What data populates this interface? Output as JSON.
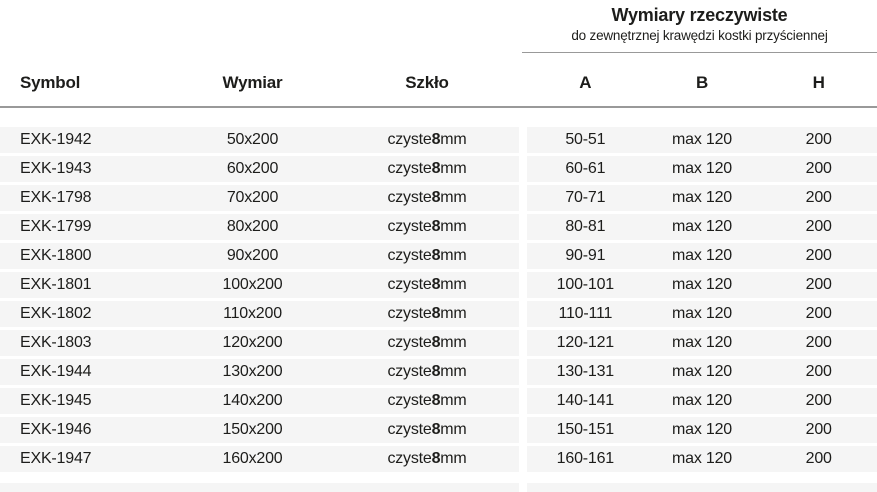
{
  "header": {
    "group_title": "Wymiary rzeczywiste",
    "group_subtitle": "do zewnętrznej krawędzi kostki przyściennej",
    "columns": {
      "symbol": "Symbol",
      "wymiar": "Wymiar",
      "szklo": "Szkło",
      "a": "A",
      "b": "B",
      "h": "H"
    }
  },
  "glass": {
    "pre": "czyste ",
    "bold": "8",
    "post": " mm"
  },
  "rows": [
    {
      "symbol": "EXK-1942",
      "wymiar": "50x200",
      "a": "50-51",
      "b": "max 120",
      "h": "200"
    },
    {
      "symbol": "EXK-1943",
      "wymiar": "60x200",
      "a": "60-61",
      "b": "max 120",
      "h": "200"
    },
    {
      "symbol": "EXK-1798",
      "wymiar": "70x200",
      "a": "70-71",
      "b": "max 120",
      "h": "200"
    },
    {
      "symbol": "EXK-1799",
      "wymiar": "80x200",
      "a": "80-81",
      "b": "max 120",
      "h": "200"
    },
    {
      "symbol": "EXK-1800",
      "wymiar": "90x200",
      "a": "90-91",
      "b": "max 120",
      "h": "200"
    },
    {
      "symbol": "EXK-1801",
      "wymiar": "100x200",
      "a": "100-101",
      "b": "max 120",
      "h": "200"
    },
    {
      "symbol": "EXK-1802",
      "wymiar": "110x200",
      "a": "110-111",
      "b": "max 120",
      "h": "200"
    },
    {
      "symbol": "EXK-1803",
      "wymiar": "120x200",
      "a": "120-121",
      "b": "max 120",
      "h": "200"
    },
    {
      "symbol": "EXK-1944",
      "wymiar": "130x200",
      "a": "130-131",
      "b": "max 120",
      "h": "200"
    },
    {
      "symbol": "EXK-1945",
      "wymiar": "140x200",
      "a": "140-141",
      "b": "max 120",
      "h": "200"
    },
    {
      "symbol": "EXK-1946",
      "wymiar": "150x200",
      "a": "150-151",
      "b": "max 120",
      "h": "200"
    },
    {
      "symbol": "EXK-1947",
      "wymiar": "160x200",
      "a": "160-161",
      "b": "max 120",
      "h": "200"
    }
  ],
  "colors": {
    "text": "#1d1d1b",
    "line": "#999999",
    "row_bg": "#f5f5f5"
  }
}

Objective:
Can you restate all the records above word for word while dropping the pictures?

Exercise response:
What data populates this interface? Output as JSON.
{
  "header": {
    "group_title": "Wymiary rzeczywiste",
    "group_subtitle": "do zewnętrznej krawędzi kostki przyściennej",
    "columns": {
      "symbol": "Symbol",
      "wymiar": "Wymiar",
      "szklo": "Szkło",
      "a": "A",
      "b": "B",
      "h": "H"
    }
  },
  "glass": {
    "pre": "czyste ",
    "bold": "8",
    "post": " mm"
  },
  "rows": [
    {
      "symbol": "EXK-1942",
      "wymiar": "50x200",
      "a": "50-51",
      "b": "max 120",
      "h": "200"
    },
    {
      "symbol": "EXK-1943",
      "wymiar": "60x200",
      "a": "60-61",
      "b": "max 120",
      "h": "200"
    },
    {
      "symbol": "EXK-1798",
      "wymiar": "70x200",
      "a": "70-71",
      "b": "max 120",
      "h": "200"
    },
    {
      "symbol": "EXK-1799",
      "wymiar": "80x200",
      "a": "80-81",
      "b": "max 120",
      "h": "200"
    },
    {
      "symbol": "EXK-1800",
      "wymiar": "90x200",
      "a": "90-91",
      "b": "max 120",
      "h": "200"
    },
    {
      "symbol": "EXK-1801",
      "wymiar": "100x200",
      "a": "100-101",
      "b": "max 120",
      "h": "200"
    },
    {
      "symbol": "EXK-1802",
      "wymiar": "110x200",
      "a": "110-111",
      "b": "max 120",
      "h": "200"
    },
    {
      "symbol": "EXK-1803",
      "wymiar": "120x200",
      "a": "120-121",
      "b": "max 120",
      "h": "200"
    },
    {
      "symbol": "EXK-1944",
      "wymiar": "130x200",
      "a": "130-131",
      "b": "max 120",
      "h": "200"
    },
    {
      "symbol": "EXK-1945",
      "wymiar": "140x200",
      "a": "140-141",
      "b": "max 120",
      "h": "200"
    },
    {
      "symbol": "EXK-1946",
      "wymiar": "150x200",
      "a": "150-151",
      "b": "max 120",
      "h": "200"
    },
    {
      "symbol": "EXK-1947",
      "wymiar": "160x200",
      "a": "160-161",
      "b": "max 120",
      "h": "200"
    }
  ],
  "colors": {
    "text": "#1d1d1b",
    "line": "#999999",
    "row_bg": "#f5f5f5"
  }
}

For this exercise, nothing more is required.